— start GIVEN DATA —
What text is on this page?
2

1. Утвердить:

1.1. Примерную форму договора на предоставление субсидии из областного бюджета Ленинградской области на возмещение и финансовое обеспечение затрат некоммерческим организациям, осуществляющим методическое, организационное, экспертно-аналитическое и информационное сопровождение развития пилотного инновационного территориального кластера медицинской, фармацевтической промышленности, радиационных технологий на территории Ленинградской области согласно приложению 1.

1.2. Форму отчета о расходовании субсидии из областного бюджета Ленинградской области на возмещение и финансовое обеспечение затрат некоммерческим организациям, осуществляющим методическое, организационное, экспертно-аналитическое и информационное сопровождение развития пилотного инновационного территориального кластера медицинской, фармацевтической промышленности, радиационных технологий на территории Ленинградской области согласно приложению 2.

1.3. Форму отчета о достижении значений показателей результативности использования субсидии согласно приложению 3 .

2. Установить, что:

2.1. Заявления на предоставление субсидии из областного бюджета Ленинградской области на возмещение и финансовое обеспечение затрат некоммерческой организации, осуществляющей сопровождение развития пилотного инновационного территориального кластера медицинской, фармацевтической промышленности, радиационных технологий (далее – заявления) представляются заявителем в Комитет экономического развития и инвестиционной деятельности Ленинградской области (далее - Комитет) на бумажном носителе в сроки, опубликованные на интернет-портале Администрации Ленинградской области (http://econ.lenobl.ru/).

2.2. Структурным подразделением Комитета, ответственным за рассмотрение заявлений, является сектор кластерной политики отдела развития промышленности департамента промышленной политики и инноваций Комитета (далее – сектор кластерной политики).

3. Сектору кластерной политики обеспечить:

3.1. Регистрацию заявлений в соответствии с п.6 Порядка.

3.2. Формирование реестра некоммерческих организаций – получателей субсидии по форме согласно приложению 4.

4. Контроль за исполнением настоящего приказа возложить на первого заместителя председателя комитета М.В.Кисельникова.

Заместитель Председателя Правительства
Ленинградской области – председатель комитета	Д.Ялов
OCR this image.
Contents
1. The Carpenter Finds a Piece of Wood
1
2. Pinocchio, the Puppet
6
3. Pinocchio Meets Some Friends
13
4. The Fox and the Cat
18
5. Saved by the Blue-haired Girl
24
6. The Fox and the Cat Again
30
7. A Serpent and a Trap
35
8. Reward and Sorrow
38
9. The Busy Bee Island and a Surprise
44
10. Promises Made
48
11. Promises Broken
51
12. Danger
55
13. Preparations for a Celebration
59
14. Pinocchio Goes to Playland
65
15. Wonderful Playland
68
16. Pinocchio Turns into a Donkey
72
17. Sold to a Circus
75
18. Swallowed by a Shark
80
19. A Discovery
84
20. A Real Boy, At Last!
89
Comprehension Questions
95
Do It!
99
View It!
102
— end GIVEN DATA —
* [SHORT PROBLEM] Your task is to retype all the records above with nothing left out.

* [TASK ANSWER]
What text is on this page?
2

1. Утвердить:

1.1. Примерную форму договора на предоставление субсидии из областного бюджета Ленинградской области на возмещение и финансовое обеспечение затрат некоммерческим организациям, осуществляющим методическое, организационное, экспертно-аналитическое и информационное сопровождение развития пилотного инновационного территориального кластера медицинской, фармацевтической промышленности, радиационных технологий на территории Ленинградской области согласно приложению 1.

1.2. Форму отчета о расходовании субсидии из областного бюджета Ленинградской области на возмещение и финансовое обеспечение затрат некоммерческим организациям, осуществляющим методическое, организационное, экспертно-аналитическое и информационное сопровождение развития пилотного инновационного территориального кластера медицинской, фармацевтической промышленности, радиационных технологий на территории Ленинградской области согласно приложению 2.

1.3. Форму отчета о достижении значений показателей результативности использования субсидии согласно приложению 3 .

2. Установить, что:

2.1. Заявления на предоставление субсидии из областного бюджета Ленинградской области на возмещение и финансовое обеспечение затрат некоммерческой организации, осуществляющей сопровождение развития пилотного инновационного территориального кластера медицинской, фармацевтической промышленности, радиационных технологий (далее – заявления) представляются заявителем в Комитет экономического развития и инвестиционной деятельности Ленинградской области (далее - Комитет) на бумажном носителе в сроки, опубликованные на интернет-портале Администрации Ленинградской области (http://econ.lenobl.ru/).

2.2. Структурным подразделением Комитета, ответственным за рассмотрение заявлений, является сектор кластерной политики отдела развития промышленности департамента промышленной политики и инноваций Комитета (далее – сектор кластерной политики).

3. Сектору кластерной политики обеспечить:

3.1. Регистрацию заявлений в соответствии с п.6 Порядка.

3.2. Формирование реестра некоммерческих организаций – получателей субсидии по форме согласно приложению 4.

4. Контроль за исполнением настоящего приказа возложить на первого заместителя председателя комитета М.В.Кисельникова.

Заместитель Председателя Правительства
Ленинградской области – председатель комитета	Д.Ялов
OCR this image.
Contents
1. The Carpenter Finds a Piece of Wood
1
2. Pinocchio, the Puppet
6
3. Pinocchio Meets Some Friends
13
4. The Fox and the Cat
18
5. Saved by the Blue-haired Girl
24
6. The Fox and the Cat Again
30
7. A Serpent and a Trap
35
8. Reward and Sorrow
38
9. The Busy Bee Island and a Surprise
44
10. Promises Made
48
11. Promises Broken
51
12. Danger
55
13. Preparations for a Celebration
59
14. Pinocchio Goes to Playland
65
15. Wonderful Playland
68
16. Pinocchio Turns into a Donkey
72
17. Sold to a Circus
75
18. Swallowed by a Shark
80
19. A Discovery
84
20. A Real Boy, At Last!
89
Comprehension Questions
95
Do It!
99
View It!
102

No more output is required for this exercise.